ENTRIES:

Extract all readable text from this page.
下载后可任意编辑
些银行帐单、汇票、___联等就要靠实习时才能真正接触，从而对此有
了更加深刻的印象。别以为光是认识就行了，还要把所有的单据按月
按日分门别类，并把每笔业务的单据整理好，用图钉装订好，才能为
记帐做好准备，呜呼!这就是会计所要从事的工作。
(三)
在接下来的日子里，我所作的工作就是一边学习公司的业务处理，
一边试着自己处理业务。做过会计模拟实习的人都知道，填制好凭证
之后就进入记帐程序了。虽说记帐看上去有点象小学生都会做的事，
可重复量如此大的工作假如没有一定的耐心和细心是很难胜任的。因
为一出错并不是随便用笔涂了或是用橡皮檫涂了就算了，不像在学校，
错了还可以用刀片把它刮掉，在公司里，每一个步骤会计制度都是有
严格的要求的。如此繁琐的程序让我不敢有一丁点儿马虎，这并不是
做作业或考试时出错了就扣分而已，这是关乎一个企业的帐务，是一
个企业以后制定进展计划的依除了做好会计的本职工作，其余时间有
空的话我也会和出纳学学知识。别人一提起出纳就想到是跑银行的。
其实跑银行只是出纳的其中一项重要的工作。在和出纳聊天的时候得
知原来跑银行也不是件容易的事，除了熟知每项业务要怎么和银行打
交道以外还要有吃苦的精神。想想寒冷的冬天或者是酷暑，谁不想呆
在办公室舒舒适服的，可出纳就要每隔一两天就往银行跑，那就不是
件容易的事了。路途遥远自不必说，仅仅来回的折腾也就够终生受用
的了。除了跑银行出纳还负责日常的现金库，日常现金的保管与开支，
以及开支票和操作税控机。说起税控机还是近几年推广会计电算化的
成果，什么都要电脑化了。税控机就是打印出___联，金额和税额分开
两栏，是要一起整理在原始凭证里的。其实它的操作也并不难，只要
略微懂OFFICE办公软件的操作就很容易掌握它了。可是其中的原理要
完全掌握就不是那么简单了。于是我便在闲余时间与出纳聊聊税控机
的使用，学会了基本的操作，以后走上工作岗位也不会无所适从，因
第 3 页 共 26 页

SHORT EXERCISE:
Retype the material in full, character for character.

THE COMPLETED TASK:
Extract all readable text from this page.
下载后可任意编辑
些银行帐单、汇票、___联等就要靠实习时才能真正接触，从而对此有
了更加深刻的印象。别以为光是认识就行了，还要把所有的单据按月
按日分门别类，并把每笔业务的单据整理好，用图钉装订好，才能为
记帐做好准备，呜呼!这就是会计所要从事的工作。
(三)
在接下来的日子里，我所作的工作就是一边学习公司的业务处理，
一边试着自己处理业务。做过会计模拟实习的人都知道，填制好凭证
之后就进入记帐程序了。虽说记帐看上去有点象小学生都会做的事，
可重复量如此大的工作假如没有一定的耐心和细心是很难胜任的。因
为一出错并不是随便用笔涂了或是用橡皮檫涂了就算了，不像在学校，
错了还可以用刀片把它刮掉，在公司里，每一个步骤会计制度都是有
严格的要求的。如此繁琐的程序让我不敢有一丁点儿马虎，这并不是
做作业或考试时出错了就扣分而已，这是关乎一个企业的帐务，是一
个企业以后制定进展计划的依除了做好会计的本职工作，其余时间有
空的话我也会和出纳学学知识。别人一提起出纳就想到是跑银行的。
其实跑银行只是出纳的其中一项重要的工作。在和出纳聊天的时候得
知原来跑银行也不是件容易的事，除了熟知每项业务要怎么和银行打
交道以外还要有吃苦的精神。想想寒冷的冬天或者是酷暑，谁不想呆
在办公室舒舒适服的，可出纳就要每隔一两天就往银行跑，那就不是
件容易的事了。路途遥远自不必说，仅仅来回的折腾也就够终生受用
的了。除了跑银行出纳还负责日常的现金库，日常现金的保管与开支，
以及开支票和操作税控机。说起税控机还是近几年推广会计电算化的
成果，什么都要电脑化了。税控机就是打印出___联，金额和税额分开
两栏，是要一起整理在原始凭证里的。其实它的操作也并不难，只要
略微懂OFFICE办公软件的操作就很容易掌握它了。可是其中的原理要
完全掌握就不是那么简单了。于是我便在闲余时间与出纳聊聊税控机
的使用，学会了基本的操作，以后走上工作岗位也不会无所适从，因
第 3 页 共 26 页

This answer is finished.